**** Given records

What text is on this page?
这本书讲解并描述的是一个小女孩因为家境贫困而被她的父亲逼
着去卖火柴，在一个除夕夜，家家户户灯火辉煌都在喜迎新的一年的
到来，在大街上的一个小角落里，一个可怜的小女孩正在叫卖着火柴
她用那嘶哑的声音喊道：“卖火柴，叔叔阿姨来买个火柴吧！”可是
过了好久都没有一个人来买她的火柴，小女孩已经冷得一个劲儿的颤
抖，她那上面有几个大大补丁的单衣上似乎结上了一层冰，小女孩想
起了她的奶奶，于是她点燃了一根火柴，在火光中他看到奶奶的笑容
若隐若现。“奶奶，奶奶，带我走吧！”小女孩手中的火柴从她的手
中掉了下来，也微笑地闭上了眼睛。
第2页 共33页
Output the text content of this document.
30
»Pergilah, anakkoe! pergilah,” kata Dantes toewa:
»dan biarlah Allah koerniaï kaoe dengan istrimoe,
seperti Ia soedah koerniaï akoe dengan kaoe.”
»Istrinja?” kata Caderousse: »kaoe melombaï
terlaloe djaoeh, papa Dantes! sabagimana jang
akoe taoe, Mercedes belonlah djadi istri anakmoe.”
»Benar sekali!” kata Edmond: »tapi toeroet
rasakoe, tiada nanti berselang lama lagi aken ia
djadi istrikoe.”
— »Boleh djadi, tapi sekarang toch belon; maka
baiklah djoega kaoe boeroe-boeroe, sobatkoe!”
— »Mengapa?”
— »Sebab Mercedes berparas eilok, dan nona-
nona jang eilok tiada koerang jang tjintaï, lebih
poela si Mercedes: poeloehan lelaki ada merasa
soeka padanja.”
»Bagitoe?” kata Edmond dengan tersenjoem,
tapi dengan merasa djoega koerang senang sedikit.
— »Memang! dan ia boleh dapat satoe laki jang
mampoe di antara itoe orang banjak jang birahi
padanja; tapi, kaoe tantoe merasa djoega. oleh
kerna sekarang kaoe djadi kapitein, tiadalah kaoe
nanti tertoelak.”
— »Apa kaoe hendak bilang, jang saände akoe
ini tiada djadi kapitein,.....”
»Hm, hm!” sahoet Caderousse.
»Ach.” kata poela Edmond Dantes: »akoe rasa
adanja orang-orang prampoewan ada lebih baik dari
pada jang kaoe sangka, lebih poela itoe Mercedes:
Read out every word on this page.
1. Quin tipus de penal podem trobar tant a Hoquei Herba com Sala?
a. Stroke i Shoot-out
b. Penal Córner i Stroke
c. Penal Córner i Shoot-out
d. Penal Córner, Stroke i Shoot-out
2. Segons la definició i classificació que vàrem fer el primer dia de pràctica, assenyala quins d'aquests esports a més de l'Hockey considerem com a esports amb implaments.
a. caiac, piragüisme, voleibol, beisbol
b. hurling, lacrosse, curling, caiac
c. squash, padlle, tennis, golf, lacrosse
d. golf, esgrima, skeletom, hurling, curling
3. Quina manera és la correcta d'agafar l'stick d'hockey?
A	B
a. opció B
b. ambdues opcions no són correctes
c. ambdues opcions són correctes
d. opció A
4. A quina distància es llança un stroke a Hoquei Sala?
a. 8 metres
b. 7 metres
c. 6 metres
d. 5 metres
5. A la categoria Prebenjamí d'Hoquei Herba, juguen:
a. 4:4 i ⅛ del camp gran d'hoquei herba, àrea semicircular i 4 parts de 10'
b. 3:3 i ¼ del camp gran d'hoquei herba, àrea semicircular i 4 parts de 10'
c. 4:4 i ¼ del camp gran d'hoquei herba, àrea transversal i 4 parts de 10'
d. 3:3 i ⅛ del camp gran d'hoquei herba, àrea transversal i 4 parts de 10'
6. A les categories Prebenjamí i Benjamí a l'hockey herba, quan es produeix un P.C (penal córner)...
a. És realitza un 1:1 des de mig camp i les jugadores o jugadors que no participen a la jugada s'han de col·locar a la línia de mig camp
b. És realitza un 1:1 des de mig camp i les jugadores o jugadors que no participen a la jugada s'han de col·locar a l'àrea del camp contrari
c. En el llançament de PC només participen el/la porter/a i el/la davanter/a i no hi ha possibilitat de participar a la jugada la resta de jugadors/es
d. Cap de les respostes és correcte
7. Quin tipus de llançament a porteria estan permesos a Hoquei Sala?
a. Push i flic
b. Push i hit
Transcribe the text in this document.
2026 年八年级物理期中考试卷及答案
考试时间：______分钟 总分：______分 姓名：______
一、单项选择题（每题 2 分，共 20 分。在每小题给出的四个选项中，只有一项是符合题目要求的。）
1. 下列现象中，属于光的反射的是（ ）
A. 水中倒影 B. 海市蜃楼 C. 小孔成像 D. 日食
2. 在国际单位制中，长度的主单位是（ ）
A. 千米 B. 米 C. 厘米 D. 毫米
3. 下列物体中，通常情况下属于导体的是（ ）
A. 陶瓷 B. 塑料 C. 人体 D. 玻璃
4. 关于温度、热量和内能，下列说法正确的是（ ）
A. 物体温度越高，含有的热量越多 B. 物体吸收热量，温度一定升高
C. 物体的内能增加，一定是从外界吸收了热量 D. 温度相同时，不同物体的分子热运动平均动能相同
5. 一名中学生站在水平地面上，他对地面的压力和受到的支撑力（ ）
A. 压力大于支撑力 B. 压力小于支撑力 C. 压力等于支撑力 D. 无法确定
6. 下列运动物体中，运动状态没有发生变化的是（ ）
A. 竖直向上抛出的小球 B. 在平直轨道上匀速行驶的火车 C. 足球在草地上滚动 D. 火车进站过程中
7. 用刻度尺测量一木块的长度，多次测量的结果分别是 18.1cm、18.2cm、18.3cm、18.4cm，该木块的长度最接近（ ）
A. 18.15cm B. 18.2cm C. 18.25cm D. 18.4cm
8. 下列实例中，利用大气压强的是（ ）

********

_Exercise directions_: In the records shown above, how many lines include the word "correctes"? Answer with the number only.

_Result of this exercise_: 2